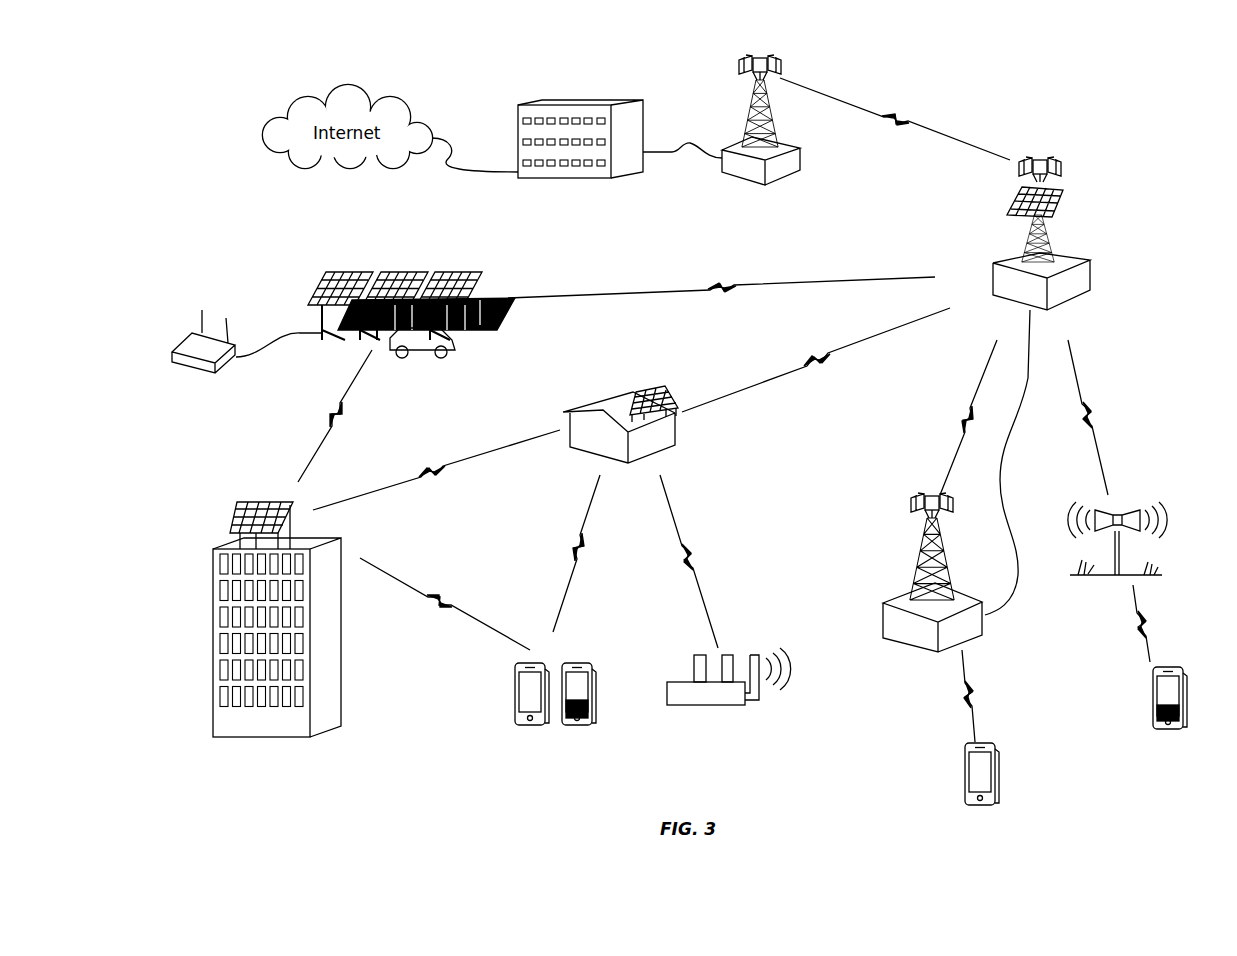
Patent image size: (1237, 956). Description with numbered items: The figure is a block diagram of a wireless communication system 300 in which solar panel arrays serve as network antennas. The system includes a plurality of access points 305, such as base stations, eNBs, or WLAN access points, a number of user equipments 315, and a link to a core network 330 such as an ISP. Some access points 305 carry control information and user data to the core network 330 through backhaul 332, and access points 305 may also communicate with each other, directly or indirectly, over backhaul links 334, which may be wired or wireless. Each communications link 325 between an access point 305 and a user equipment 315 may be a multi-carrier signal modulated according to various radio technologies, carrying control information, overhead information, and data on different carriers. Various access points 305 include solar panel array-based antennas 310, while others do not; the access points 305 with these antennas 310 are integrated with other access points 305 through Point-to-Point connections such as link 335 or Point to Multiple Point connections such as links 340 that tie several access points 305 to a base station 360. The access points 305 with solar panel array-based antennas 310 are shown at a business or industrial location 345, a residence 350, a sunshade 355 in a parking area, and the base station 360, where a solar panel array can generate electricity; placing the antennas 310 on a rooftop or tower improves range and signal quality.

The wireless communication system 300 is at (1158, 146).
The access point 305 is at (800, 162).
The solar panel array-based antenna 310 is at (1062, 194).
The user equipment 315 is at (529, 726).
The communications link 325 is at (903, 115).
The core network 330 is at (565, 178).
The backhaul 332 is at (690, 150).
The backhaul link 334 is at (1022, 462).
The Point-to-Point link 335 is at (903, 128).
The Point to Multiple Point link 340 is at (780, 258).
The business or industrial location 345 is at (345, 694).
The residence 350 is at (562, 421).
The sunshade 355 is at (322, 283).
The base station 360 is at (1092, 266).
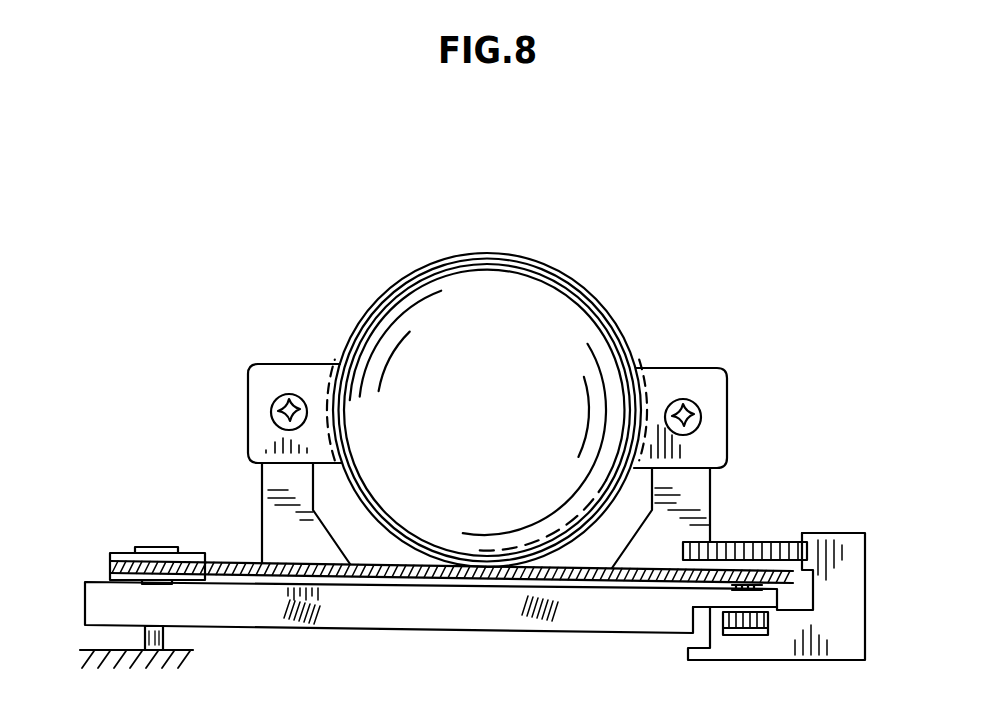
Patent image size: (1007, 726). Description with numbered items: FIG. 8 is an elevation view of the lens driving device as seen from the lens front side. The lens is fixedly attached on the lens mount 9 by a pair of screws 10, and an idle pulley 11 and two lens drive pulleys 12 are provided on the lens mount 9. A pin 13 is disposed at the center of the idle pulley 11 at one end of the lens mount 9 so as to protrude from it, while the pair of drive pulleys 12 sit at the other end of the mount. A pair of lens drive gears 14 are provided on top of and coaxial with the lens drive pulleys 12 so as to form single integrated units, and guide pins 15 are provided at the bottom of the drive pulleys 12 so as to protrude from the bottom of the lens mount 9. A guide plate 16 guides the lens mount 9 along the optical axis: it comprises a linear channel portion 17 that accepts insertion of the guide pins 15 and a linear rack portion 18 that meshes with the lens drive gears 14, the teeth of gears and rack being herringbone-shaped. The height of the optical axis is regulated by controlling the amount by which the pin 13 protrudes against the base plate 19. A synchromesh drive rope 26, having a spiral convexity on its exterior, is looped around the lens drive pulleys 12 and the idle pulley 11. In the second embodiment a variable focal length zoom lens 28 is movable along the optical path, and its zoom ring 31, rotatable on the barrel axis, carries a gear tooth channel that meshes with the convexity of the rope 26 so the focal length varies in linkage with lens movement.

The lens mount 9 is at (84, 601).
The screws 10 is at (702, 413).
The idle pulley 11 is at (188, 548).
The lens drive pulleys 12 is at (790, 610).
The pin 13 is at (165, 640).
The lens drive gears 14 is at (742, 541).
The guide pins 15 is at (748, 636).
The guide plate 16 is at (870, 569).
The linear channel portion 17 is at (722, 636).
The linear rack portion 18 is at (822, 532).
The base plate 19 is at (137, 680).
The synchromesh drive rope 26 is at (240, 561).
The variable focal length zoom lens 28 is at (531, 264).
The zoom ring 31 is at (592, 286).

* **Aim of the task**
Please copy the data word for word, starting at the beginning of the data and ending at the line that contains "The base station 360 is at (1092, 266).", with the pictures left out.

* **Task result**
Patent image size: (1237, 956). Description with numbered items: The figure is a block diagram of a wireless communication system 300 in which solar panel arrays serve as network antennas. The system includes a plurality of access points 305, such as base stations, eNBs, or WLAN access points, a number of user equipments 315, and a link to a core network 330 such as an ISP. Some access points 305 carry control information and user data to the core network 330 through backhaul 332, and access points 305 may also communicate with each other, directly or indirectly, over backhaul links 334, which may be wired or wireless. Each communications link 325 between an access point 305 and a user equipment 315 may be a multi-carrier signal modulated according to various radio technologies, carrying control information, overhead information, and data on different carriers. Various access points 305 include solar panel array-based antennas 310, while others do not; the access points 305 with these antennas 310 are integrated with other access points 305 through Point-to-Point connections such as link 335 or Point to Multiple Point connections such as links 340 that tie several access points 305 to a base station 360. The access points 305 with solar panel array-based antennas 310 are shown at a business or industrial location 345, a residence 350, a sunshade 355 in a parking area, and the base station 360, where a solar panel array can generate electricity; placing the antennas 310 on a rooftop or tower improves range and signal quality.

The wireless communication system 300 is at (1158, 146).
The access point 305 is at (800, 162).
The solar panel array-based antenna 310 is at (1062, 194).
The user equipment 315 is at (529, 726).
The communications link 325 is at (903, 115).
The core network 330 is at (565, 178).
The backhaul 332 is at (690, 150).
The backhaul link 334 is at (1022, 462).
The Point-to-Point link 335 is at (903, 128).
The Point to Multiple Point link 340 is at (780, 258).
The business or industrial location 345 is at (345, 694).
The residence 350 is at (562, 421).
The sunshade 355 is at (322, 283).
The base station 360 is at (1092, 266).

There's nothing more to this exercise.